** SELECTED EXTRACT **

______________________________

The final section of this notebook allows to record the internal states of neural predictors during evaluation. These states are then projected via PCA to 2D, which usually reveals a quite structured representation - typically one dimension aligns with counts of heads/tails and the other dimension with the number of observations. By plotting individual trajectories with various prefixes into the same projection, the effect of the different prefix types can be seen.

> This analysis only makes sense for comparing prefix tuning methods, since it is unclear how one would project activations from models with different weights (due to weight tuning or LoRA) into the same lower-dimensional space. Intuitively, different prefixes allow to set different initial points in the same activation space, whereas weight tuning methods reshape the activation space to have better geometry for the downstream task.

# Imports

In [None]:
# @title Global imports
import collections
import dataclasses
import logging
import pathlib

# Set default logging level
logging.basicConfig(level=logging.WARNING,
                    force = True)

______________________________

** EXTRACTED MATERIAL **
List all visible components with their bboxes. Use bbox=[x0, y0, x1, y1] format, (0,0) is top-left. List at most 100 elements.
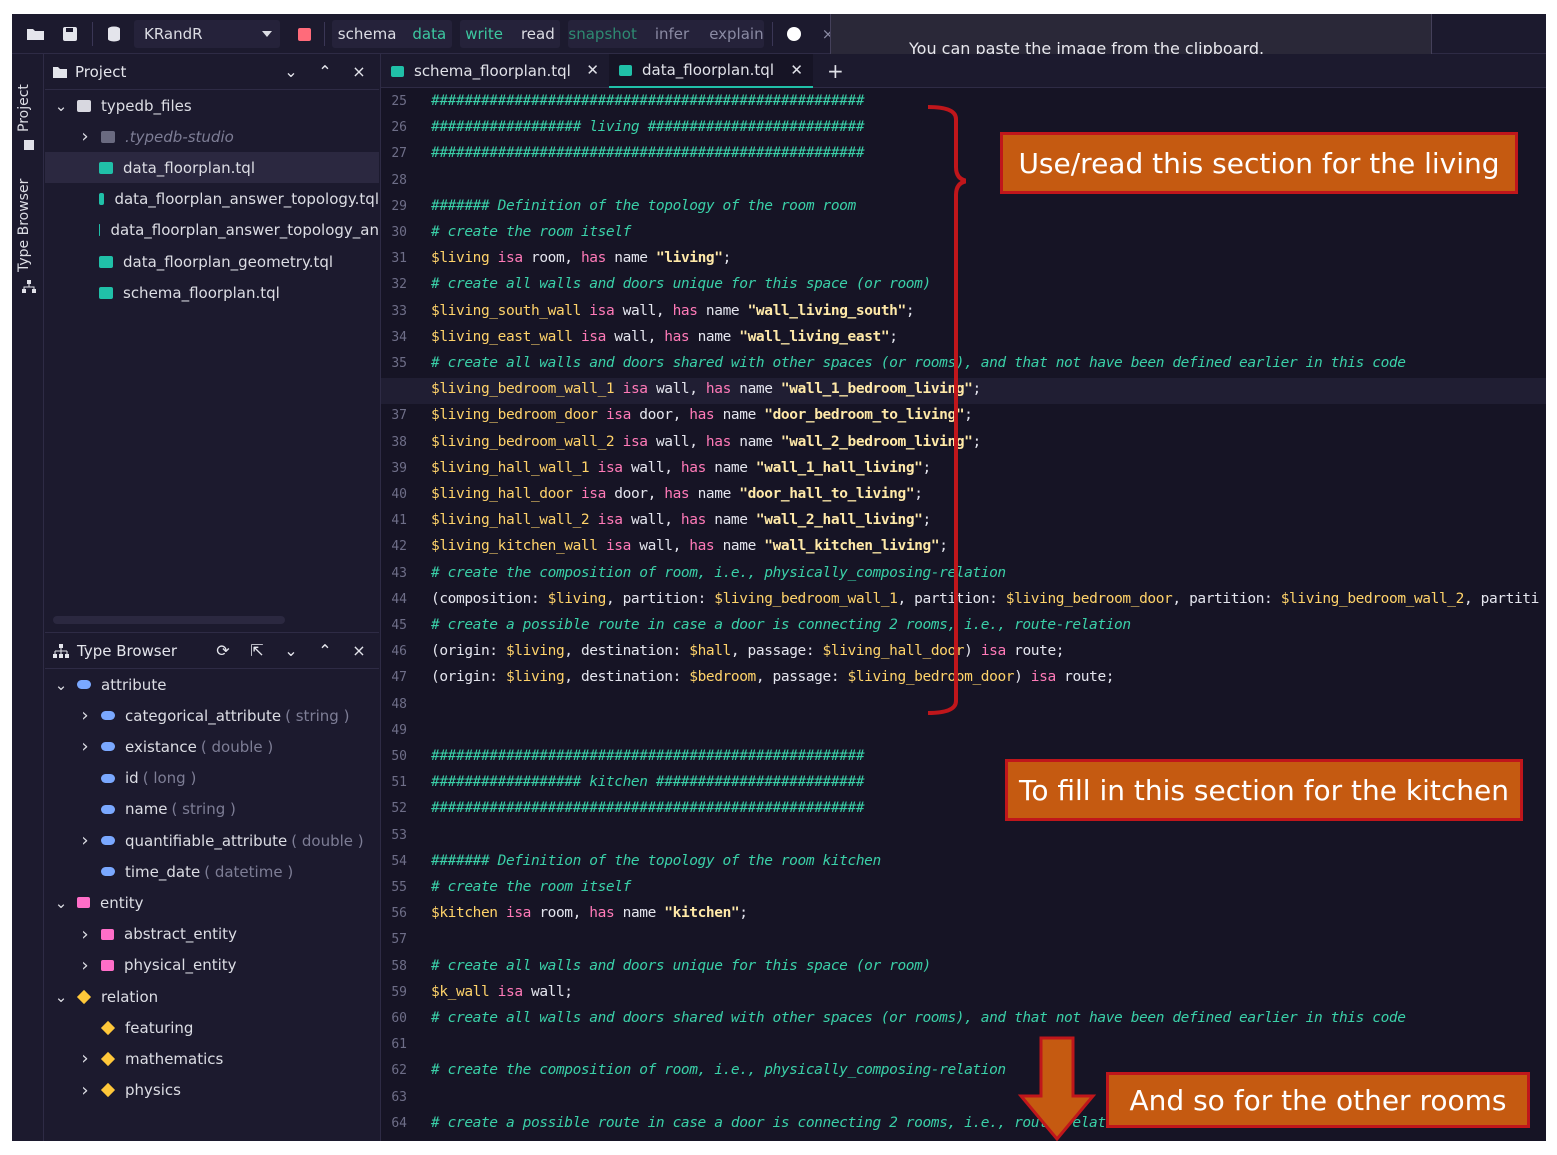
type-tree-item[interactable]: › categorical_attribute( string ) bbox=[45, 700, 379, 731]
chevron-down-icon[interactable]: ⌄ bbox=[53, 988, 69, 1006]
type-tree-item[interactable]: › mathematics bbox=[45, 1043, 379, 1074]
close-panel-button[interactable]: × bbox=[349, 62, 369, 81]
project-tree-item-label: data_floorplan_answer_topology_an bbox=[110, 221, 379, 240]
export-button[interactable]: ⇱ bbox=[247, 641, 267, 660]
save-button[interactable] bbox=[56, 20, 84, 48]
callout-others: And so for the other rooms bbox=[1106, 1072, 1530, 1128]
close-icon[interactable]: ✕ bbox=[790, 61, 803, 79]
code-line: ####### Definition of the topology of th… bbox=[431, 853, 881, 869]
stop-icon bbox=[297, 27, 311, 41]
tab-schema-floorplan[interactable]: schema_floorplan.tql ✕ bbox=[381, 54, 609, 88]
line-number: 40 bbox=[391, 487, 407, 502]
code-line: # create the room itself bbox=[431, 879, 631, 895]
code-line: (composition: $living, partition: $livin… bbox=[431, 591, 1539, 607]
code-text: $living_kitchen_wall isa wall, has name … bbox=[431, 538, 948, 555]
attribute-type-icon bbox=[101, 711, 115, 721]
project-panel-header: Project ⌄ ⌃ × bbox=[45, 54, 379, 90]
line-number: 57 bbox=[391, 932, 407, 948]
collapse-all-button[interactable]: ⌃ bbox=[315, 641, 335, 660]
type-tree-item[interactable]: ⌄ attribute bbox=[45, 669, 379, 700]
type-tree-item[interactable]: › physics bbox=[45, 1075, 379, 1106]
new-tab-button[interactable]: + bbox=[817, 54, 847, 88]
type-tree-item-valuetype: ( double ) bbox=[200, 737, 274, 756]
snapshot-toggle[interactable]: snapshot bbox=[568, 25, 636, 43]
chevron-down-icon[interactable]: ⌄ bbox=[53, 676, 69, 694]
code-text: $living_south_wall isa wall, has name "w… bbox=[431, 302, 915, 319]
code-line: # create all walls and doors unique for … bbox=[431, 276, 931, 292]
chevron-right-icon[interactable]: › bbox=[77, 830, 93, 851]
project-tree-item[interactable]: schema_floorplan.tql bbox=[45, 277, 379, 308]
type-tree-item[interactable]: id( long ) bbox=[45, 763, 379, 794]
chevron-down-icon[interactable]: ⌄ bbox=[53, 894, 69, 912]
chevron-down-icon[interactable]: ⌄ bbox=[53, 97, 69, 115]
type-tree-item[interactable]: › abstract_entity bbox=[45, 919, 379, 950]
explain-toggle[interactable]: explain bbox=[709, 25, 763, 43]
type-tree-item[interactable]: › quantifiable_attribute( double ) bbox=[45, 825, 379, 856]
transaction-status-button[interactable] bbox=[780, 20, 808, 48]
chevron-right-icon[interactable]: › bbox=[77, 705, 93, 726]
data-toggle[interactable]: data bbox=[412, 25, 446, 43]
sidebar-tab-project[interactable]: Project bbox=[12, 54, 44, 154]
sidebar-tab-type-browser[interactable]: Type Browser bbox=[12, 174, 44, 304]
tab-label: schema_floorplan.tql bbox=[414, 62, 571, 80]
project-tree-item[interactable]: data_floorplan.tql bbox=[45, 152, 379, 184]
close-panel-button[interactable]: × bbox=[349, 641, 369, 660]
type-tree-item[interactable]: ⌄ entity bbox=[45, 887, 379, 918]
database-button[interactable] bbox=[100, 20, 128, 48]
database-select[interactable]: KRandR bbox=[134, 20, 280, 48]
code-line: $kitchen isa room, has name "kitchen"; bbox=[431, 905, 748, 921]
infer-toggle[interactable]: infer bbox=[655, 25, 689, 43]
horizontal-scrollbar[interactable] bbox=[53, 616, 285, 624]
code-comment: ####### Definition of the topology of th… bbox=[431, 852, 881, 869]
read-toggle[interactable]: read bbox=[521, 25, 555, 43]
type-tree-item[interactable]: › existance( double ) bbox=[45, 731, 379, 762]
type-tree-item[interactable]: name( string ) bbox=[45, 794, 379, 825]
folder-icon bbox=[101, 130, 115, 143]
chevron-right-icon[interactable]: › bbox=[77, 736, 93, 757]
chevron-right-icon[interactable]: › bbox=[77, 1080, 93, 1101]
tql-file-icon bbox=[619, 64, 632, 76]
type-tree-item[interactable]: time_date( datetime ) bbox=[45, 856, 379, 887]
code-line: $living_bedroom_wall_2 isa wall, has nam… bbox=[431, 434, 981, 450]
code-text: $living_bedroom_wall_1 isa wall, has nam… bbox=[431, 381, 981, 398]
tab-data-floorplan[interactable]: data_floorplan.tql ✕ bbox=[609, 54, 813, 88]
schema-toggle[interactable]: schema bbox=[338, 25, 397, 43]
type-tree-item[interactable]: featuring bbox=[45, 1012, 379, 1043]
line-number: 25 bbox=[391, 94, 407, 109]
project-tree-item[interactable]: data_floorplan_geometry.tql bbox=[45, 246, 379, 277]
code-line: # create all walls and doors shared with… bbox=[431, 1010, 1406, 1026]
callout-living-text: Use/read this section for the living bbox=[1018, 146, 1500, 180]
code-line: # create all walls and doors shared with… bbox=[431, 355, 1406, 371]
project-tree-item[interactable]: data_floorplan_answer_topology.tql bbox=[45, 184, 379, 215]
expand-all-button[interactable]: ⌄ bbox=[281, 641, 301, 660]
write-toggle[interactable]: write bbox=[465, 25, 503, 43]
close-icon[interactable]: ✕ bbox=[586, 61, 599, 79]
chevron-right-icon[interactable]: › bbox=[77, 1048, 93, 1069]
project-tree-item[interactable]: › .typedb-studio bbox=[45, 121, 379, 152]
line-number: 35 bbox=[391, 356, 407, 371]
project-tree-item[interactable]: data_floorplan_answer_topology_an bbox=[45, 215, 379, 246]
collapse-all-button[interactable]: ⌃ bbox=[315, 62, 335, 81]
refresh-button[interactable]: ⟳ bbox=[213, 641, 233, 660]
code-line: $k_wall isa wall; bbox=[431, 984, 573, 1000]
code-comment: ####### Definition of the topology of th… bbox=[431, 197, 856, 214]
chevron-right-icon[interactable]: › bbox=[77, 924, 93, 945]
type-tree-item[interactable]: ⌄ relation bbox=[45, 981, 379, 1012]
type-tree-item[interactable]: › physical_entity bbox=[45, 950, 379, 981]
chevron-right-icon[interactable]: › bbox=[77, 955, 93, 976]
line-number: 52 bbox=[391, 801, 407, 817]
disconnect-button[interactable] bbox=[290, 20, 318, 48]
code-line: # create the composition of room, i.e., … bbox=[431, 1062, 1006, 1078]
type-tree-item-valuetype: ( datetime ) bbox=[204, 862, 294, 881]
type-tree-item-valuetype: ( double ) bbox=[291, 831, 364, 850]
sidebar-tab-type-browser-label: Type Browser bbox=[16, 178, 32, 272]
chevron-right-icon[interactable]: › bbox=[77, 126, 93, 147]
folder-open-icon bbox=[27, 29, 44, 40]
open-folder-button[interactable] bbox=[22, 20, 50, 48]
type-tree-item-label: physical_entity bbox=[124, 956, 237, 975]
expand-all-button[interactable]: ⌄ bbox=[281, 62, 301, 81]
session-type-toggle: schema data bbox=[332, 20, 452, 48]
project-tree-item[interactable]: ⌄ typedb_files bbox=[45, 90, 379, 121]
callout-living: Use/read this section for the living bbox=[1000, 132, 1518, 194]
line-number: 47 bbox=[391, 670, 407, 686]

______________________________

** PROBLEM SET **
A. Using the notebook excerpt, decide whether each statement agrees with it. Answer yes or no, and quote the words that settle it.
(i) The internal states are projected via PCA to three dimensions.
(ii) The analysis is meant for comparing prefix tuning methods.
(iii) The default logging level is set to WARNING.
B. Answer these from the notebook excerpt:
(i) In the projection, what does one dimension typically align with?
(ii) What do weight tuning methods do to the activation space?
(iii) Which module is imported right after dataclasses?
C. Put this sentence from the notebook excerpt into French: "By plotting individual trajectories with various prefixes into the same projection, the effect of the different prefix types can be seen."
The material was drawn from a source other than the notebook excerpt.

** SOLUTIONS IN ORDER **
A.
(i) No: "These states are then projected via PCA to 2D"
(ii) Yes: "This analysis only makes sense for comparing prefix tuning methods"
(iii) Yes: "level=logging.WARNING"

B.
(i) Counts of heads/tails
(ii) They reshape it to have better geometry for the downstream task.
(iii) logging

C. En traçant des trajectoires individuelles avec divers préfixes dans la même projection, on peut voir l'effet des différents types de préfixes.